Task description = Output the full listing below exactly, without the pictures.

Extracted records =

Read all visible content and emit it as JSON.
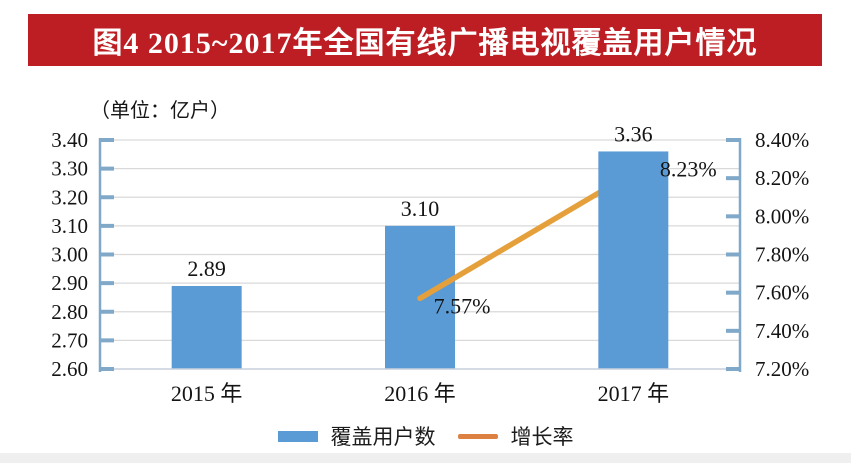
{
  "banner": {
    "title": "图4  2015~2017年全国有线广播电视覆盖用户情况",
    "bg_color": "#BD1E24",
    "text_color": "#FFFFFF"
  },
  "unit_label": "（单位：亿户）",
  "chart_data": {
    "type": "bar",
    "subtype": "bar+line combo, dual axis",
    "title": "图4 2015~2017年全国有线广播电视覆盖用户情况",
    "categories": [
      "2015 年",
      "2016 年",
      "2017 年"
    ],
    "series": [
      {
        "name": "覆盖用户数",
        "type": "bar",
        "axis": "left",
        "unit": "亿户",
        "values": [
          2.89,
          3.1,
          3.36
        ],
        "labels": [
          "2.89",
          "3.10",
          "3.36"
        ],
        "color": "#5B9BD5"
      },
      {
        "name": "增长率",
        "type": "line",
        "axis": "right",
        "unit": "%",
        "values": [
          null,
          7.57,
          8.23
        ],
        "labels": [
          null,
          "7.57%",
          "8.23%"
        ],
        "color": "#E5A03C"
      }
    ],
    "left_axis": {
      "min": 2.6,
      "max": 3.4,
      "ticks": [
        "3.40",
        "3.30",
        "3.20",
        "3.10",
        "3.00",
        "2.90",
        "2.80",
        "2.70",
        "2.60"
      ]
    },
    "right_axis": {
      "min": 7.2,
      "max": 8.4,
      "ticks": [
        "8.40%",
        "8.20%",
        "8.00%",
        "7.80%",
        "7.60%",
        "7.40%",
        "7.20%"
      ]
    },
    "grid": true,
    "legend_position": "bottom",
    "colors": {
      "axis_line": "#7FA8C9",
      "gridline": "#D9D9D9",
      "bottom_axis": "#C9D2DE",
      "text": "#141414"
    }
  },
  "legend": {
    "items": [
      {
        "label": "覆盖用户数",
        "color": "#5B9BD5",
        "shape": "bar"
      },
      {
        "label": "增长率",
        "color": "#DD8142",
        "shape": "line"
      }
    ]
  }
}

Response to the exercise =
Read all visible content and emit it as JSON.
{
  "banner": {
    "title": "图4  2015~2017年全国有线广播电视覆盖用户情况",
    "bg_color": "#BD1E24",
    "text_color": "#FFFFFF"
  },
  "unit_label": "（单位：亿户）",
  "chart_data": {
    "type": "bar",
    "subtype": "bar+line combo, dual axis",
    "title": "图4 2015~2017年全国有线广播电视覆盖用户情况",
    "categories": [
      "2015 年",
      "2016 年",
      "2017 年"
    ],
    "series": [
      {
        "name": "覆盖用户数",
        "type": "bar",
        "axis": "left",
        "unit": "亿户",
        "values": [
          2.89,
          3.1,
          3.36
        ],
        "labels": [
          "2.89",
          "3.10",
          "3.36"
        ],
        "color": "#5B9BD5"
      },
      {
        "name": "增长率",
        "type": "line",
        "axis": "right",
        "unit": "%",
        "values": [
          null,
          7.57,
          8.23
        ],
        "labels": [
          null,
          "7.57%",
          "8.23%"
        ],
        "color": "#E5A03C"
      }
    ],
    "left_axis": {
      "min": 2.6,
      "max": 3.4,
      "ticks": [
        "3.40",
        "3.30",
        "3.20",
        "3.10",
        "3.00",
        "2.90",
        "2.80",
        "2.70",
        "2.60"
      ]
    },
    "right_axis": {
      "min": 7.2,
      "max": 8.4,
      "ticks": [
        "8.40%",
        "8.20%",
        "8.00%",
        "7.80%",
        "7.60%",
        "7.40%",
        "7.20%"
      ]
    },
    "grid": true,
    "legend_position": "bottom",
    "colors": {
      "axis_line": "#7FA8C9",
      "gridline": "#D9D9D9",
      "bottom_axis": "#C9D2DE",
      "text": "#141414"
    }
  },
  "legend": {
    "items": [
      {
        "label": "覆盖用户数",
        "color": "#5B9BD5",
        "shape": "bar"
      },
      {
        "label": "增长率",
        "color": "#DD8142",
        "shape": "line"
      }
    ]
  }
}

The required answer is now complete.